§ TASK OBJECTIVE:
Write out every entry, unchanged. Skip any picture.

§ RECORDS FOR PROCESSING:
::::
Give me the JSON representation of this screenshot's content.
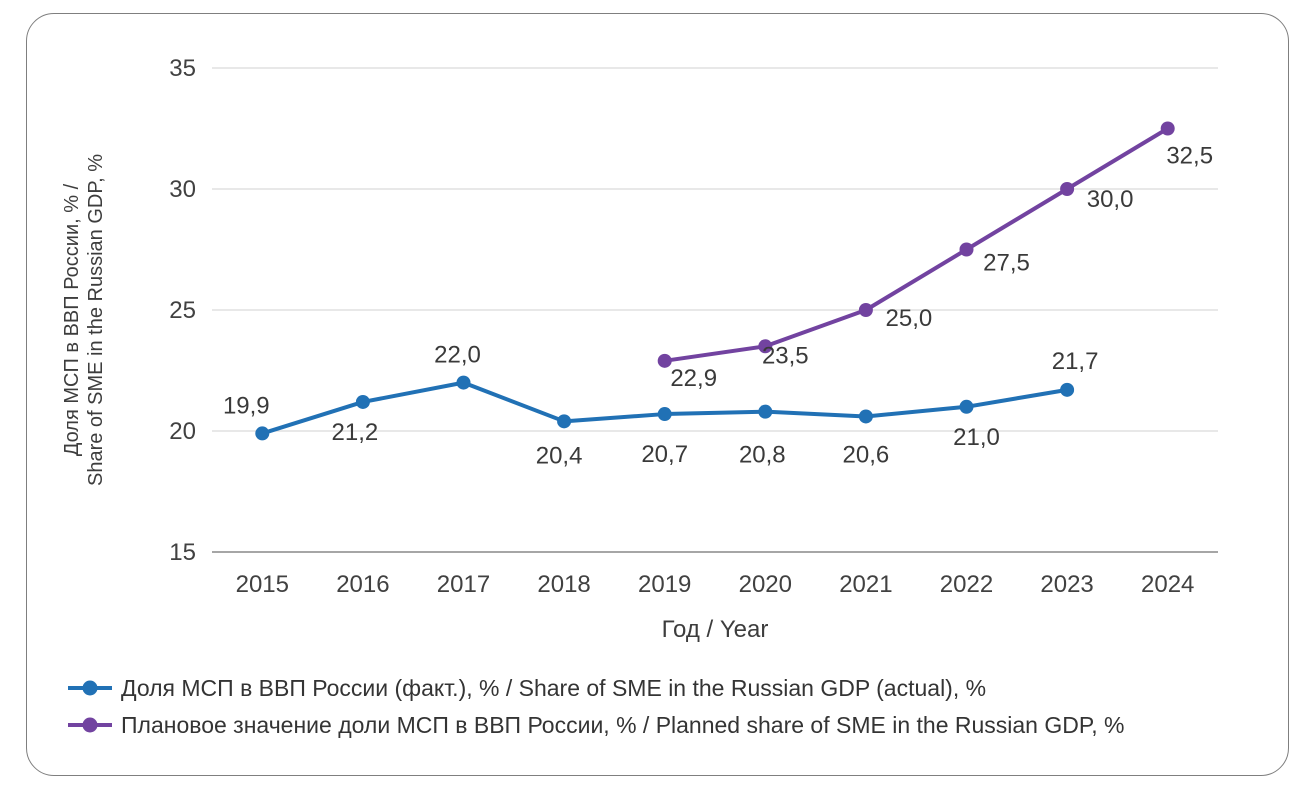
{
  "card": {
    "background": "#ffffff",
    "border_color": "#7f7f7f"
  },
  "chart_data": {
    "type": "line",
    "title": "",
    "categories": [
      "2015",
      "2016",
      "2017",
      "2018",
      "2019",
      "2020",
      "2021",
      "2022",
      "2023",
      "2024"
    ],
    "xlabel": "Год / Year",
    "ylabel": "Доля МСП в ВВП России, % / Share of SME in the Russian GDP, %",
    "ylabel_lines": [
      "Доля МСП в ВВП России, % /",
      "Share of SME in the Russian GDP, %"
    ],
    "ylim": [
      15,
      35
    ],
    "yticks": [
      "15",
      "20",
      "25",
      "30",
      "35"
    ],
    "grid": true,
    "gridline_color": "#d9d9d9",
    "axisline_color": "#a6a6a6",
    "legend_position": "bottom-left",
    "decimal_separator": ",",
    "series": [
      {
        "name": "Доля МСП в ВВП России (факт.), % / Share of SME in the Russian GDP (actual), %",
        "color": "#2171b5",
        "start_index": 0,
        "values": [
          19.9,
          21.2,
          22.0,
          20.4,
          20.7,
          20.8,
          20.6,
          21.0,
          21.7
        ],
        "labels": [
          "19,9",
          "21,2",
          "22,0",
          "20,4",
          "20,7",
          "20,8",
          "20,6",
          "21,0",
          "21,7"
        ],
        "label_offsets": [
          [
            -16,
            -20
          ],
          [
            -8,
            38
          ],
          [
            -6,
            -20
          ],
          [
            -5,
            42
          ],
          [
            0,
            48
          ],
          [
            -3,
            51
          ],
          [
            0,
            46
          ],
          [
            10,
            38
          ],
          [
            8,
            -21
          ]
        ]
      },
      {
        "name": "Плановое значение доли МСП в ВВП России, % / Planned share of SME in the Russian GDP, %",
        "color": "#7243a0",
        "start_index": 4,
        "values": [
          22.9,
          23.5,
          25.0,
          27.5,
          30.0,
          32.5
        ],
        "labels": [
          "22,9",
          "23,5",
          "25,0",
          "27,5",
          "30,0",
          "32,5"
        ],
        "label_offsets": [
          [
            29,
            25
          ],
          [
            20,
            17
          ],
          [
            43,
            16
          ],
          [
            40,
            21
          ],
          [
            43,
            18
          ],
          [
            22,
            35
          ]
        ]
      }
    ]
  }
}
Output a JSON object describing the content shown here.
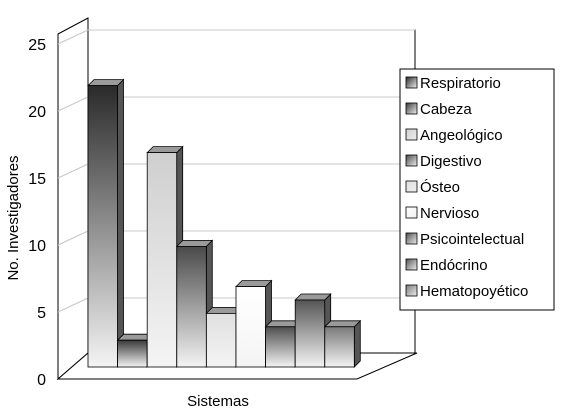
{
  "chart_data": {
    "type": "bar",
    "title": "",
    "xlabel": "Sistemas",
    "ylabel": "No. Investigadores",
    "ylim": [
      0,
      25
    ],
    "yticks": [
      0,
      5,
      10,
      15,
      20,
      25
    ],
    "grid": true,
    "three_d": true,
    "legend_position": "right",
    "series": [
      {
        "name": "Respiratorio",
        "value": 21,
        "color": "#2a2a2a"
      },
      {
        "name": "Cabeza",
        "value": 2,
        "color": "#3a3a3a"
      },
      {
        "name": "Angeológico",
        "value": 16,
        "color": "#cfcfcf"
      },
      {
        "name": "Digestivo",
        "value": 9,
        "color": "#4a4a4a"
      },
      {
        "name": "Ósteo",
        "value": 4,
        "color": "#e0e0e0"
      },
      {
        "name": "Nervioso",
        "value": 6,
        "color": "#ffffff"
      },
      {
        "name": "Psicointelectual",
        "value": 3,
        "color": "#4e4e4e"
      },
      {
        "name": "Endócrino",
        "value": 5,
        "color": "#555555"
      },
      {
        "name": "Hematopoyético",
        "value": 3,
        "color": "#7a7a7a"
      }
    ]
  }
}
::::
§ OUTPUT BELOW:
Give me the JSON representation of this screenshot's content.
{
  "card": {
    "background": "#ffffff",
    "border_color": "#7f7f7f"
  },
  "chart_data": {
    "type": "line",
    "title": "",
    "categories": [
      "2015",
      "2016",
      "2017",
      "2018",
      "2019",
      "2020",
      "2021",
      "2022",
      "2023",
      "2024"
    ],
    "xlabel": "Год / Year",
    "ylabel": "Доля МСП в ВВП России, % / Share of SME in the Russian GDP, %",
    "ylabel_lines": [
      "Доля МСП в ВВП России, % /",
      "Share of SME in the Russian GDP, %"
    ],
    "ylim": [
      15,
      35
    ],
    "yticks": [
      "15",
      "20",
      "25",
      "30",
      "35"
    ],
    "grid": true,
    "gridline_color": "#d9d9d9",
    "axisline_color": "#a6a6a6",
    "legend_position": "bottom-left",
    "decimal_separator": ",",
    "series": [
      {
        "name": "Доля МСП в ВВП России (факт.), % / Share of SME in the Russian GDP (actual), %",
        "color": "#2171b5",
        "start_index": 0,
        "values": [
          19.9,
          21.2,
          22.0,
          20.4,
          20.7,
          20.8,
          20.6,
          21.0,
          21.7
        ],
        "labels": [
          "19,9",
          "21,2",
          "22,0",
          "20,4",
          "20,7",
          "20,8",
          "20,6",
          "21,0",
          "21,7"
        ],
        "label_offsets": [
          [
            -16,
            -20
          ],
          [
            -8,
            38
          ],
          [
            -6,
            -20
          ],
          [
            -5,
            42
          ],
          [
            0,
            48
          ],
          [
            -3,
            51
          ],
          [
            0,
            46
          ],
          [
            10,
            38
          ],
          [
            8,
            -21
          ]
        ]
      },
      {
        "name": "Плановое значение доли МСП в ВВП России, % / Planned share of SME in the Russian GDP, %",
        "color": "#7243a0",
        "start_index": 4,
        "values": [
          22.9,
          23.5,
          25.0,
          27.5,
          30.0,
          32.5
        ],
        "labels": [
          "22,9",
          "23,5",
          "25,0",
          "27,5",
          "30,0",
          "32,5"
        ],
        "label_offsets": [
          [
            29,
            25
          ],
          [
            20,
            17
          ],
          [
            43,
            16
          ],
          [
            40,
            21
          ],
          [
            43,
            18
          ],
          [
            22,
            35
          ]
        ]
      }
    ]
  }
}
Output a JSON object describing the content shown here.
{
  "chart_data": {
    "type": "bar",
    "title": "",
    "xlabel": "Sistemas",
    "ylabel": "No. Investigadores",
    "ylim": [
      0,
      25
    ],
    "yticks": [
      0,
      5,
      10,
      15,
      20,
      25
    ],
    "grid": true,
    "three_d": true,
    "legend_position": "right",
    "series": [
      {
        "name": "Respiratorio",
        "value": 21,
        "color": "#2a2a2a"
      },
      {
        "name": "Cabeza",
        "value": 2,
        "color": "#3a3a3a"
      },
      {
        "name": "Angeológico",
        "value": 16,
        "color": "#cfcfcf"
      },
      {
        "name": "Digestivo",
        "value": 9,
        "color": "#4a4a4a"
      },
      {
        "name": "Ósteo",
        "value": 4,
        "color": "#e0e0e0"
      },
      {
        "name": "Nervioso",
        "value": 6,
        "color": "#ffffff"
      },
      {
        "name": "Psicointelectual",
        "value": 3,
        "color": "#4e4e4e"
      },
      {
        "name": "Endócrino",
        "value": 5,
        "color": "#555555"
      },
      {
        "name": "Hematopoyético",
        "value": 3,
        "color": "#7a7a7a"
      }
    ]
  }
}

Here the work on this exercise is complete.